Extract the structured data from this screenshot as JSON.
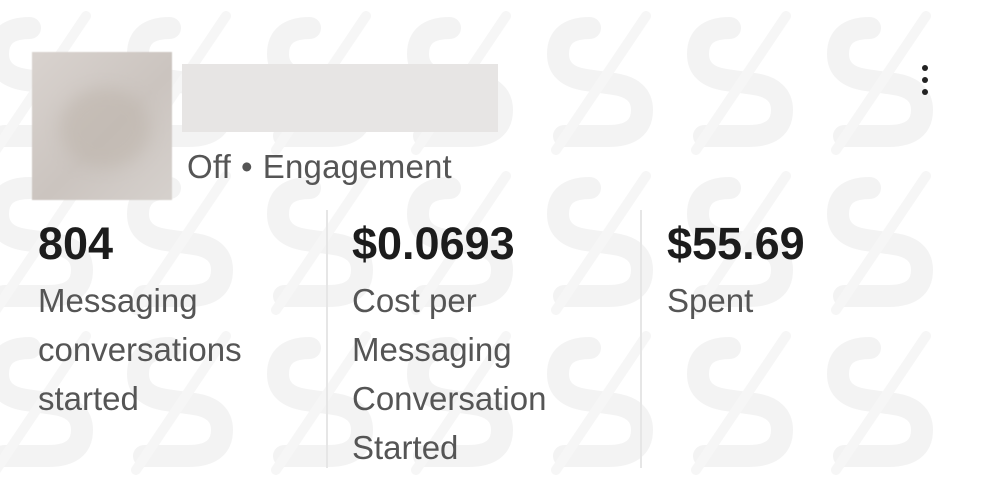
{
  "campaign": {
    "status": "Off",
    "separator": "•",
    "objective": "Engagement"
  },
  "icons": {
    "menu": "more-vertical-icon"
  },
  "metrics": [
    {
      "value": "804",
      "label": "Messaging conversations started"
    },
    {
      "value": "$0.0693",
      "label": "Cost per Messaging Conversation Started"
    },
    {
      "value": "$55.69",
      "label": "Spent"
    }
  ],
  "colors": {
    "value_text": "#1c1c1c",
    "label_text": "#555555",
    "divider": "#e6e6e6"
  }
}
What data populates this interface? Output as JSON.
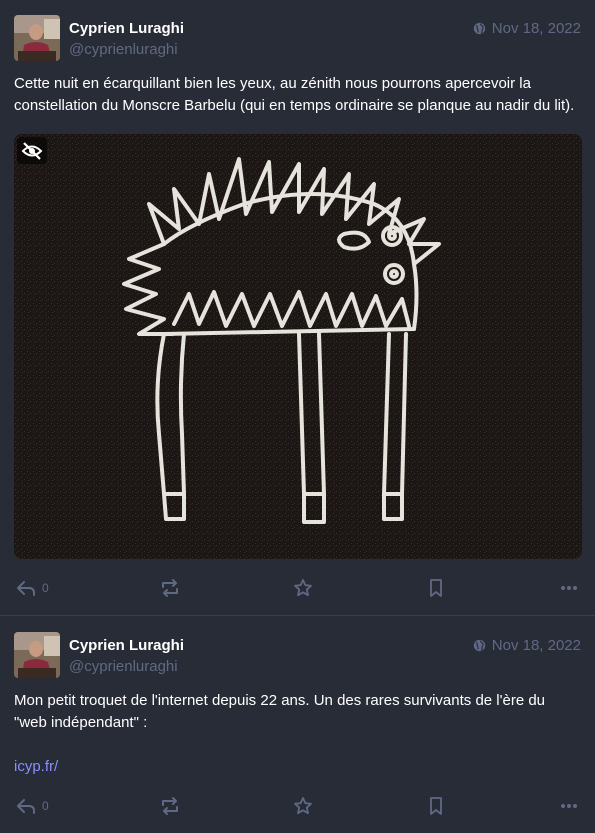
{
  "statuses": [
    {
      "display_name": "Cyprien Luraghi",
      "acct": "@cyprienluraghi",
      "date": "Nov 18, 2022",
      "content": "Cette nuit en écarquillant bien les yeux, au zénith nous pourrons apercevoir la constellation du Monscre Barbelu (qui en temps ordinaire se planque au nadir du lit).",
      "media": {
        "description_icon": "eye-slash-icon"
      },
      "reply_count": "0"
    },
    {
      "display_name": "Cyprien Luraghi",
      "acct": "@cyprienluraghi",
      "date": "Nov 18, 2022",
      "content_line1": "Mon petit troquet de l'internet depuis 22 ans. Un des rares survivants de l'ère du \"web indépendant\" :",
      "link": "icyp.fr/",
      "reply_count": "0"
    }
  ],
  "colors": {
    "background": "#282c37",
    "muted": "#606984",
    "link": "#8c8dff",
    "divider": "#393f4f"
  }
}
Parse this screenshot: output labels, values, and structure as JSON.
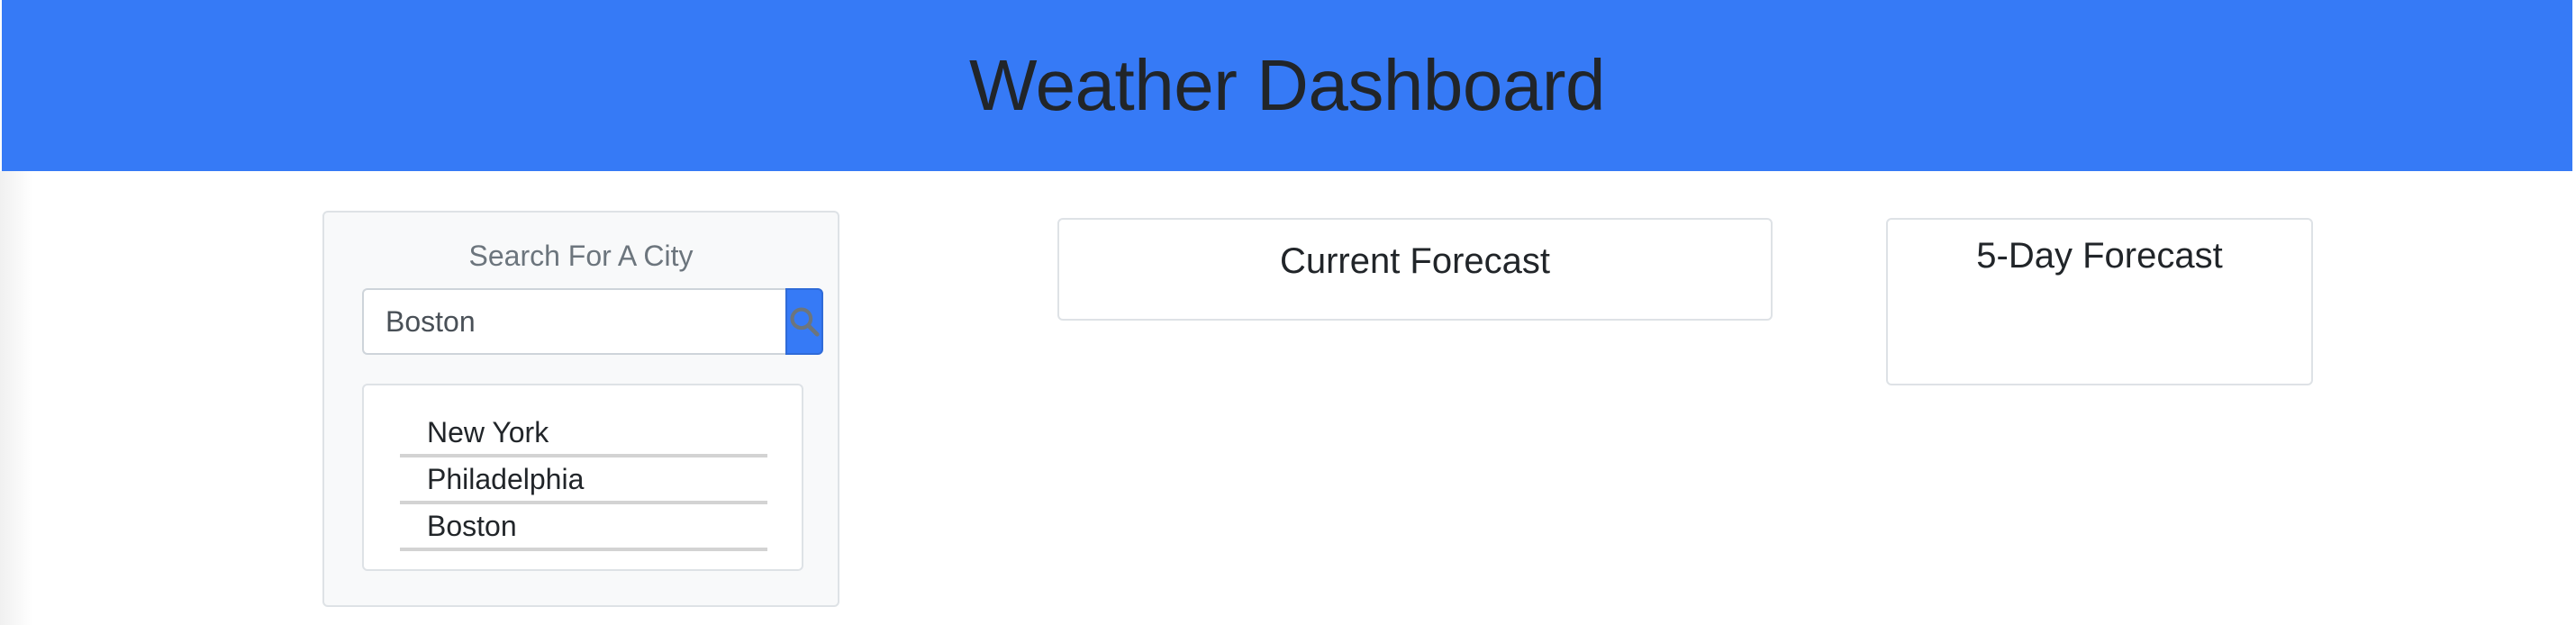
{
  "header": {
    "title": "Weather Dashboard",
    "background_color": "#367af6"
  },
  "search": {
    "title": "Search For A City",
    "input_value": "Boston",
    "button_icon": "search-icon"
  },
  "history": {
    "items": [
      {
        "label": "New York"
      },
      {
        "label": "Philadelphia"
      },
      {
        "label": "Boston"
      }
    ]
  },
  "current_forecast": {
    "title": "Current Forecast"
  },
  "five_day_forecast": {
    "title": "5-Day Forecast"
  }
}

*-*-*

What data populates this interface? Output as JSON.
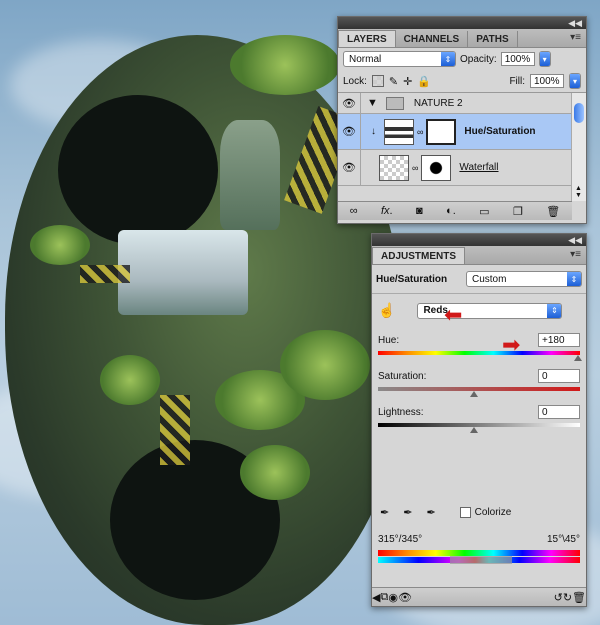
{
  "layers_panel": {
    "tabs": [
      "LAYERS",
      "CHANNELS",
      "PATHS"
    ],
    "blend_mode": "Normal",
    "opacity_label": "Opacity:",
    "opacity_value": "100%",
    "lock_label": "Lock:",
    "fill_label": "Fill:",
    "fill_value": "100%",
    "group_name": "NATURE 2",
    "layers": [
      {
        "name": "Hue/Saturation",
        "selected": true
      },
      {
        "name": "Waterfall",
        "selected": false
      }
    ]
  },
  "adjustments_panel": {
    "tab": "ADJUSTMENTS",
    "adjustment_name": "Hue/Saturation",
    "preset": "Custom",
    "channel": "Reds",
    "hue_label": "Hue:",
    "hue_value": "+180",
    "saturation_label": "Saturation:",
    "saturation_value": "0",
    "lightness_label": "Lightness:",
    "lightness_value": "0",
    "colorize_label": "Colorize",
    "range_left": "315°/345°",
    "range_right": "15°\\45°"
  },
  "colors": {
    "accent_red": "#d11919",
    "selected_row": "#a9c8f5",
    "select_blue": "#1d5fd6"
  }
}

*-*-*

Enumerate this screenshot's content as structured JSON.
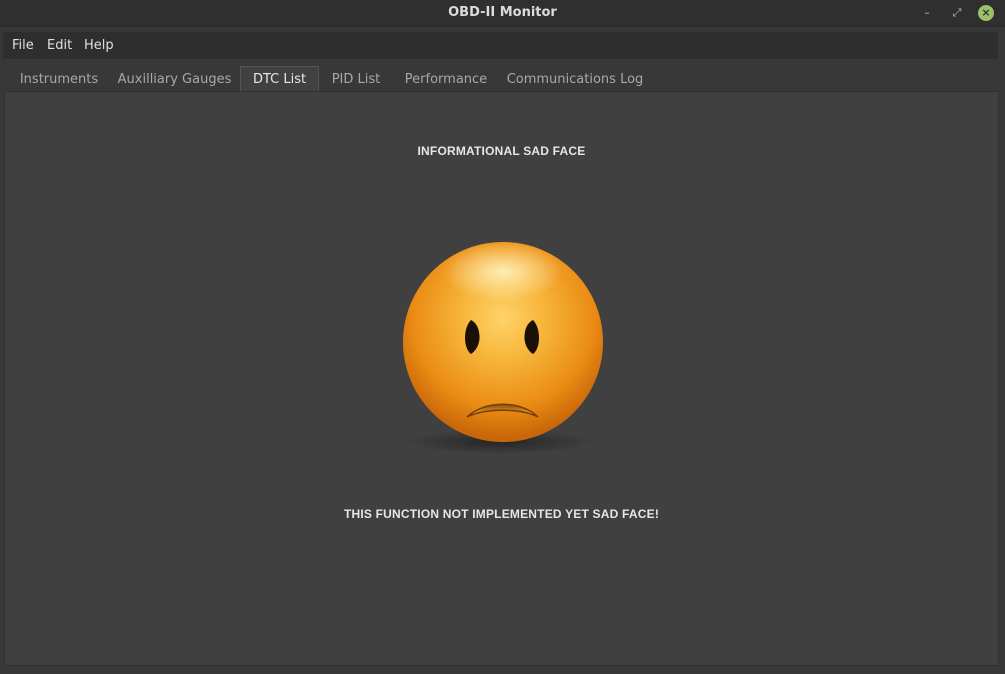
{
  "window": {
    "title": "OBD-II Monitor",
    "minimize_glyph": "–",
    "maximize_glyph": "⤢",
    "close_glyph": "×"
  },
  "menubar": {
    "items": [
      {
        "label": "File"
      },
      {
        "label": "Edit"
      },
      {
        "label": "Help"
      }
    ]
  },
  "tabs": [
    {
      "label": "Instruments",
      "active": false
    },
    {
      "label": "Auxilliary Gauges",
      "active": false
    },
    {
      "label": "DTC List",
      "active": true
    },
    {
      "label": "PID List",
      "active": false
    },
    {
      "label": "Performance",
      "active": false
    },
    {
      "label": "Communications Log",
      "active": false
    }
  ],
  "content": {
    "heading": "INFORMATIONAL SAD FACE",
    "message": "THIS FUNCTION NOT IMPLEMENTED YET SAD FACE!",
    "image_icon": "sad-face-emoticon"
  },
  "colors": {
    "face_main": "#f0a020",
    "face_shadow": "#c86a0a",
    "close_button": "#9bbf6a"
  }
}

*-*-*

### GOAL
List all lines where "title" occurs.

### EXERCISE ANSWER
    "title": "Weather Dashboard",
    "title": "Search For A City",
    "title": "Current Forecast"
    "title": "5-Day Forecast"
    "title": "OBD-II Monitor",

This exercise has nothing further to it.